◆ EXERCISE DIRECTIONS: List every line of the listing below that contains the string "tick", treating uppercase and lowercase as different.

Element placement data
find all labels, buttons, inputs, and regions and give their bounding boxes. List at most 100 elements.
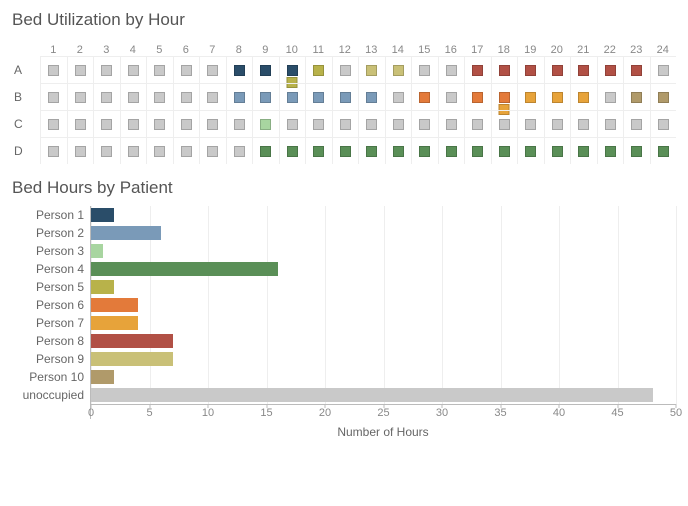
heatmap-cell xyxy=(40,56,67,83)
occupancy-marker xyxy=(313,65,324,76)
occupancy-marker xyxy=(313,92,324,103)
bar-label: unoccupied xyxy=(12,386,90,404)
occupancy-marker xyxy=(340,119,351,130)
bar xyxy=(91,298,138,312)
occupancy-marker xyxy=(605,146,616,157)
heatmap-cell xyxy=(93,83,120,110)
heatmap-cell xyxy=(67,56,94,83)
heatmap-cell xyxy=(623,137,650,164)
hour-header: 7 xyxy=(199,38,226,56)
heatmap-cell xyxy=(226,137,253,164)
heatmap-cell xyxy=(358,110,385,137)
occupancy-marker xyxy=(207,119,218,130)
heatmap-cell xyxy=(358,56,385,83)
occupancy-marker xyxy=(287,65,298,76)
occupancy-marker xyxy=(313,146,324,157)
bar xyxy=(91,370,114,384)
hour-header: 14 xyxy=(385,38,412,56)
heatmap-cell xyxy=(438,110,465,137)
occupancy-marker xyxy=(499,92,510,103)
occupancy-marker xyxy=(472,65,483,76)
occupancy-marker xyxy=(181,119,192,130)
occupancy-marker xyxy=(154,92,165,103)
bar-cell xyxy=(90,224,676,242)
occupancy-marker xyxy=(472,92,483,103)
hour-header: 5 xyxy=(146,38,173,56)
occupancy-marker xyxy=(154,146,165,157)
occupancy-marker xyxy=(552,92,563,103)
x-tick: 40 xyxy=(553,407,565,419)
heatmap-cell xyxy=(385,137,412,164)
heatmap-cell xyxy=(40,137,67,164)
occupancy-marker xyxy=(419,119,430,130)
occupancy-marker xyxy=(658,65,669,76)
heatmap-cell xyxy=(93,110,120,137)
occupancy-marker xyxy=(446,146,457,157)
heatmap-cell xyxy=(252,137,279,164)
heatmap-cell xyxy=(464,56,491,83)
heatmap-cell xyxy=(279,56,306,83)
occupancy-marker xyxy=(260,92,271,103)
occupancy-marker xyxy=(154,119,165,130)
occupancy-marker xyxy=(419,65,430,76)
hour-header: 8 xyxy=(226,38,253,56)
occupancy-marker xyxy=(260,65,271,76)
occupancy-marker xyxy=(658,92,669,103)
occupancy-marker xyxy=(287,119,298,130)
occupancy-marker xyxy=(234,146,245,157)
heatmap-cell xyxy=(491,137,518,164)
occupancy-marker xyxy=(181,92,192,103)
heatmap-cell xyxy=(120,137,147,164)
heatmap-cell xyxy=(411,137,438,164)
heatmap-cell xyxy=(650,137,677,164)
heatmap-cell xyxy=(67,110,94,137)
occupancy-marker xyxy=(75,119,86,130)
hour-header: 4 xyxy=(120,38,147,56)
bar-cell xyxy=(90,296,676,314)
bar-label: Person 5 xyxy=(12,278,90,296)
occupancy-marker xyxy=(525,119,536,130)
heatmap-cell xyxy=(544,110,571,137)
occupancy-marker xyxy=(234,65,245,76)
bar-label: Person 8 xyxy=(12,332,90,350)
heatmap-cell xyxy=(226,56,253,83)
occupancy-marker xyxy=(154,65,165,76)
occupancy-marker xyxy=(340,146,351,157)
hour-header: 2 xyxy=(67,38,94,56)
occupancy-marker xyxy=(393,92,404,103)
heatmap-cell xyxy=(544,56,571,83)
hour-header: 23 xyxy=(623,38,650,56)
hour-header: 13 xyxy=(358,38,385,56)
bar-cell xyxy=(90,278,676,296)
heatmap-cell xyxy=(146,56,173,83)
heatmap-cell xyxy=(146,83,173,110)
occupancy-marker xyxy=(658,119,669,130)
heatmap-cell xyxy=(332,83,359,110)
occupancy-marker xyxy=(181,65,192,76)
heatmap-title: Bed Utilization by Hour xyxy=(12,10,676,30)
heatmap-cell xyxy=(226,110,253,137)
hour-header: 9 xyxy=(252,38,279,56)
heatmap-cell xyxy=(544,83,571,110)
occupancy-marker xyxy=(605,119,616,130)
bar-label: Person 1 xyxy=(12,206,90,224)
heatmap-cell xyxy=(279,137,306,164)
heatmap-cell xyxy=(40,110,67,137)
heatmap-cell xyxy=(332,110,359,137)
heatmap-cell xyxy=(650,56,677,83)
heatmap-cell xyxy=(332,56,359,83)
occupancy-marker xyxy=(393,119,404,130)
bar-label: Person 10 xyxy=(12,368,90,386)
occupancy-marker xyxy=(75,65,86,76)
x-tick: 0 xyxy=(88,407,94,419)
occupancy-marker xyxy=(446,92,457,103)
heatmap-cell xyxy=(544,137,571,164)
heatmap-cell xyxy=(93,137,120,164)
heatmap-cell xyxy=(305,110,332,137)
occupancy-marker xyxy=(101,119,112,130)
heatmap-cell xyxy=(385,56,412,83)
occupancy-marker xyxy=(552,65,563,76)
occupancy-marker xyxy=(419,92,430,103)
occupancy-marker xyxy=(525,65,536,76)
heatmap-cell xyxy=(305,83,332,110)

◆ WRITTEN SOLUTION:
x-tick: 40 xyxy=(553,407,565,419)
x-tick: 0 xyxy=(88,407,94,419)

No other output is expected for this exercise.